Data entries
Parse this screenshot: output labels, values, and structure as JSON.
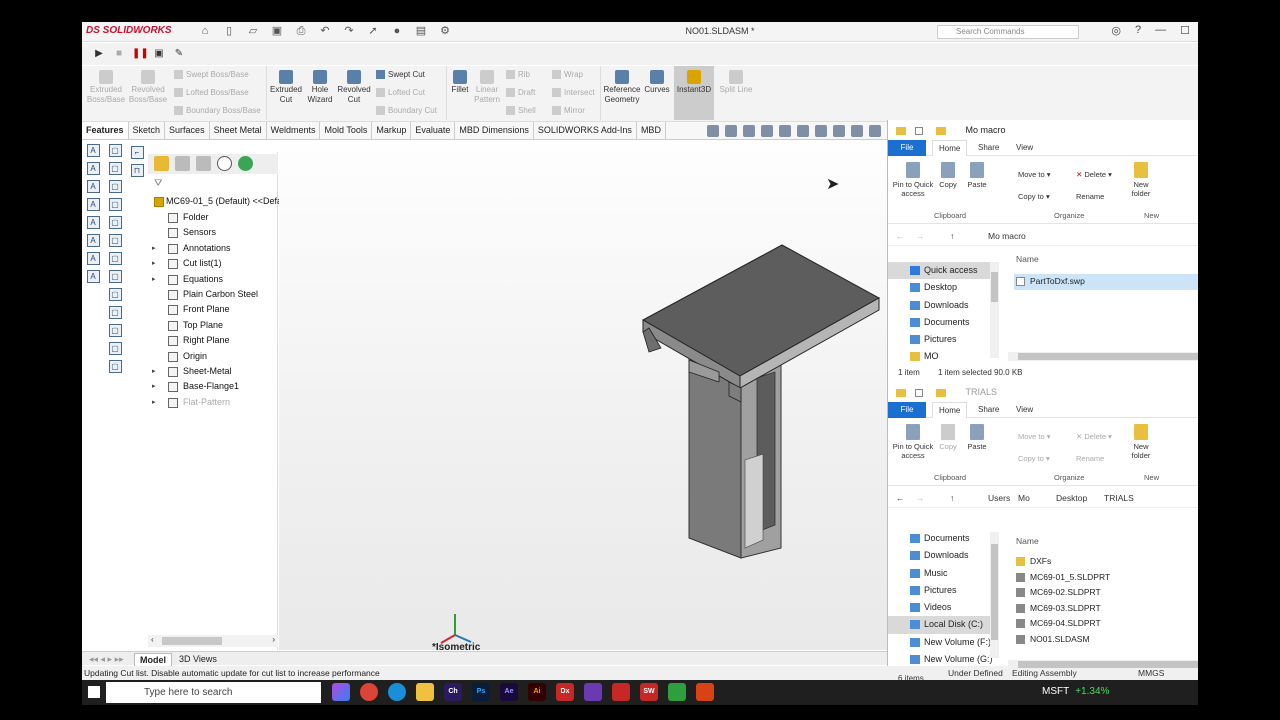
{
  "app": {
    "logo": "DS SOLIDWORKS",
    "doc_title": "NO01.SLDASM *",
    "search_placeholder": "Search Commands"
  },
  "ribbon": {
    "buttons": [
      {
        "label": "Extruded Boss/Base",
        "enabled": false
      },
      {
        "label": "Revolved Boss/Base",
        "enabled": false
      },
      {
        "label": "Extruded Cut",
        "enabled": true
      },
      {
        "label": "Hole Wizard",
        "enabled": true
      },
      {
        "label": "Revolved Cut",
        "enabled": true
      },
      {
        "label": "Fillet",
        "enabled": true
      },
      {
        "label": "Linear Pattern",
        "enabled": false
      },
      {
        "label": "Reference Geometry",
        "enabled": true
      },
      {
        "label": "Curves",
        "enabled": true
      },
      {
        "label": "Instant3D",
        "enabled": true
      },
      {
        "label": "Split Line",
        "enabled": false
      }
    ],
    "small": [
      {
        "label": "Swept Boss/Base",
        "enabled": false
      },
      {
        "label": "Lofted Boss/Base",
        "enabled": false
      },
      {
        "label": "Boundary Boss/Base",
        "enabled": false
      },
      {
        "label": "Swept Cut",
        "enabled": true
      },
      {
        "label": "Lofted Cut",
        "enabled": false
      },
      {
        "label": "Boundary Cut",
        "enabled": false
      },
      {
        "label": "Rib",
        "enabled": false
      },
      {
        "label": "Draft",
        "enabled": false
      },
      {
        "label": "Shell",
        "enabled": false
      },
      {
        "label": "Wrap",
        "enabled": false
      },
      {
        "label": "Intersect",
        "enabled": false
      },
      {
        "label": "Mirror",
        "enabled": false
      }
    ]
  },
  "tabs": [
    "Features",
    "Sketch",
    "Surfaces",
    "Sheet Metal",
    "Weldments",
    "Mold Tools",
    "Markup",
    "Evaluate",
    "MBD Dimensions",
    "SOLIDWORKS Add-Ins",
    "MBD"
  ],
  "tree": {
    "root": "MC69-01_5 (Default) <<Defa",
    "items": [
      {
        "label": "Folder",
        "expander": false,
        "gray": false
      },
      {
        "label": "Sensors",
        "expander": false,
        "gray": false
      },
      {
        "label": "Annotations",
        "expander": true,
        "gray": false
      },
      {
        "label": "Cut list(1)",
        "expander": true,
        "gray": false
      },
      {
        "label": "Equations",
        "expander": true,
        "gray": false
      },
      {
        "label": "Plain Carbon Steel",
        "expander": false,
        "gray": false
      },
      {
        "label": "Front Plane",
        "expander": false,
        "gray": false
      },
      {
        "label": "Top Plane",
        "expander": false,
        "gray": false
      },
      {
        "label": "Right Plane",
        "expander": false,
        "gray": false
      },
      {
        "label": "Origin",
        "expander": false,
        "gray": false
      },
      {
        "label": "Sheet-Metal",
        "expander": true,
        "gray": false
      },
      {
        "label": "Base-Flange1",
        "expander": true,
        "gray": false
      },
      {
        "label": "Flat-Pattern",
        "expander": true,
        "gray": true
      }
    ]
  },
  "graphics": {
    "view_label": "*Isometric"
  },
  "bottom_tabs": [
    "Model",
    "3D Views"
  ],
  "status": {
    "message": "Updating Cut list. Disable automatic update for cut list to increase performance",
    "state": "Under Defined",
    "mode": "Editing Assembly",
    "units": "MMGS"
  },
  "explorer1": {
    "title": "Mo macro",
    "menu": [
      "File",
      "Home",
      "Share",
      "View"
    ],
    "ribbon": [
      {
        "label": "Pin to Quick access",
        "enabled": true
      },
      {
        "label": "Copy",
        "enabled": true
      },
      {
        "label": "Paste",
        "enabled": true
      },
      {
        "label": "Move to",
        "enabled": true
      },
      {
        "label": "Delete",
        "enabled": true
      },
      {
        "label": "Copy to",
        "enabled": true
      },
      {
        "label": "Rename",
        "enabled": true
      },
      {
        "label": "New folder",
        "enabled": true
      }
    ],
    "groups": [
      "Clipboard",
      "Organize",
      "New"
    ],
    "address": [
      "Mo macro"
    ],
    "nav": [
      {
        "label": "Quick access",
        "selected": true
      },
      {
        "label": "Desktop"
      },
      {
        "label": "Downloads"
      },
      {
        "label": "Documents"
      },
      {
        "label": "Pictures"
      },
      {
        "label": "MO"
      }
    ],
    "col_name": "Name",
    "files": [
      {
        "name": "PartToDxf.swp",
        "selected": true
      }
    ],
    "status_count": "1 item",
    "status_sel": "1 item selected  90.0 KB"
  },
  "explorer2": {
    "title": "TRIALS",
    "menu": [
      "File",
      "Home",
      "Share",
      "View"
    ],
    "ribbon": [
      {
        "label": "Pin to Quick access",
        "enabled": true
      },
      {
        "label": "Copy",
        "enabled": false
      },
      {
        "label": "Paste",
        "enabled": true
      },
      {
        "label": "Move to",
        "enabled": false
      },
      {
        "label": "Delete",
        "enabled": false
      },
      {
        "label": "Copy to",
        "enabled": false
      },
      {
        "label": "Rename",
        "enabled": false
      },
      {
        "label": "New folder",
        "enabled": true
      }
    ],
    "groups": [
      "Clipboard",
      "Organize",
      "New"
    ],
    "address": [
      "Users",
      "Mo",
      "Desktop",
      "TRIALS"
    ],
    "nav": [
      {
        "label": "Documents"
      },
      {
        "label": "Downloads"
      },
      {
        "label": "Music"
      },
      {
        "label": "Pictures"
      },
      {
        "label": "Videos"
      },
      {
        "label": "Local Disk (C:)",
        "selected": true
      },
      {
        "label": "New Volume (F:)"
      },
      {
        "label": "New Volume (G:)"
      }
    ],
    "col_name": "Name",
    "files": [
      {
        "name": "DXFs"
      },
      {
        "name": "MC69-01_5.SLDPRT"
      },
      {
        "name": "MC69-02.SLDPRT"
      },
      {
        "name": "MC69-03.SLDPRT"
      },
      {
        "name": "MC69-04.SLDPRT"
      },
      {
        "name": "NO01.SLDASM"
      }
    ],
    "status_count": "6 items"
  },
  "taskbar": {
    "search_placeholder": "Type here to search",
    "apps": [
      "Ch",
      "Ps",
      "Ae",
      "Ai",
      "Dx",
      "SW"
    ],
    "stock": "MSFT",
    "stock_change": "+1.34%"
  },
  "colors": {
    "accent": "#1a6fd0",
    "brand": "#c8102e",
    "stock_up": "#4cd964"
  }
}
...
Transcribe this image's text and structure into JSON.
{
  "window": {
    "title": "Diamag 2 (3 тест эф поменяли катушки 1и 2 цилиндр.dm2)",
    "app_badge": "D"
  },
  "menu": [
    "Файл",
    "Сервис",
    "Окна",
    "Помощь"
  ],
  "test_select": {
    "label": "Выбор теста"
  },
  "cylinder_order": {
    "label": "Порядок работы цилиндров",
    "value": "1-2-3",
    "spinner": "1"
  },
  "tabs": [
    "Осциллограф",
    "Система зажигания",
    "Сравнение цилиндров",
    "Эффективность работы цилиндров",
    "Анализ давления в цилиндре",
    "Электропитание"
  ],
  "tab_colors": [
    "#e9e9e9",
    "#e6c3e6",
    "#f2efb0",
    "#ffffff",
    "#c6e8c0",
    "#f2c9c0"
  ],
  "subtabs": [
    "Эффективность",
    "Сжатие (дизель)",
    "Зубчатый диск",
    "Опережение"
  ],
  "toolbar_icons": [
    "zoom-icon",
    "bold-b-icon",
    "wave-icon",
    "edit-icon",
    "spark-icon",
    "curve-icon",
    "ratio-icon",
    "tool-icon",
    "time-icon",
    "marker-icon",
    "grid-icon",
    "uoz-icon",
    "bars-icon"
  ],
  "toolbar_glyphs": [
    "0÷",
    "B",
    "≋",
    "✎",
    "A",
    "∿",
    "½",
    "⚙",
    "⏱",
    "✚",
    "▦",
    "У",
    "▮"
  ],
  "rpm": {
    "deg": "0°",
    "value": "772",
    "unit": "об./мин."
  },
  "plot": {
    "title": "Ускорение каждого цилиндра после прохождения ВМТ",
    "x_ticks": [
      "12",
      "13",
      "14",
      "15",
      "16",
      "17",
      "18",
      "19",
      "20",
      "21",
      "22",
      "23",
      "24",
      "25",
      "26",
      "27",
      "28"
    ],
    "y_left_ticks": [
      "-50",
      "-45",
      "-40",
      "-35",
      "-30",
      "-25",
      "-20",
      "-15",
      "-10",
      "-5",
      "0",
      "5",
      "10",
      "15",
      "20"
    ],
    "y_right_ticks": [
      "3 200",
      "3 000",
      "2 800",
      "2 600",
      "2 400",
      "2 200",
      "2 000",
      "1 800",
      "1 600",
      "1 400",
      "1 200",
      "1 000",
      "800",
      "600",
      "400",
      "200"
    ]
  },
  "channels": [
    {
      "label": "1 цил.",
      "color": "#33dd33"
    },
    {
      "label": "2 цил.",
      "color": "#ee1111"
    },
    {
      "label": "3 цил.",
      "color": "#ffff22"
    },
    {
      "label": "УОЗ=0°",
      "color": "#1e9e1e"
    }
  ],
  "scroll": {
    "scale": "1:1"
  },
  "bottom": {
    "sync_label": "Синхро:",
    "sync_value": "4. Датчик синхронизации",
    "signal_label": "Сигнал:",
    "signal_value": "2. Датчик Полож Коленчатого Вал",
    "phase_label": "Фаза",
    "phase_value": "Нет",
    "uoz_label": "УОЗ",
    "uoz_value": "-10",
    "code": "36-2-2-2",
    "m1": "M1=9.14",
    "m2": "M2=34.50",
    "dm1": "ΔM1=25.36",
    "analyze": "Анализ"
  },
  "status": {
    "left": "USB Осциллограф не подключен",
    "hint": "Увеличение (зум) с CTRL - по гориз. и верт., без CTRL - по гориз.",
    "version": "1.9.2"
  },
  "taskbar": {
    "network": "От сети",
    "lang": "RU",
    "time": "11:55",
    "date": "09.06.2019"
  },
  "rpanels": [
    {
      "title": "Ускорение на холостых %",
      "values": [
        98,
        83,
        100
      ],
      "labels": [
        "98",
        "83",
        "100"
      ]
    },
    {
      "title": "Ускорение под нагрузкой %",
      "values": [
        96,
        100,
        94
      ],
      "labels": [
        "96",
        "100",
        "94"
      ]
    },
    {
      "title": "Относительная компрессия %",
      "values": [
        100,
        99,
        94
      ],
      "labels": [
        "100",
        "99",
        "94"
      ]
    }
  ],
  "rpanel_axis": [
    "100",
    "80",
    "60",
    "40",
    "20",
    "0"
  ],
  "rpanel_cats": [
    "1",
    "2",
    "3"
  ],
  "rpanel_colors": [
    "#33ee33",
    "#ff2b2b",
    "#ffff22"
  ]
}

■ Exercise goal ■
Take each line containing the string "Pattern" and copy it out.

■ Result ■
        "label": "Linear Pattern",
        "label": "Flat-Pattern",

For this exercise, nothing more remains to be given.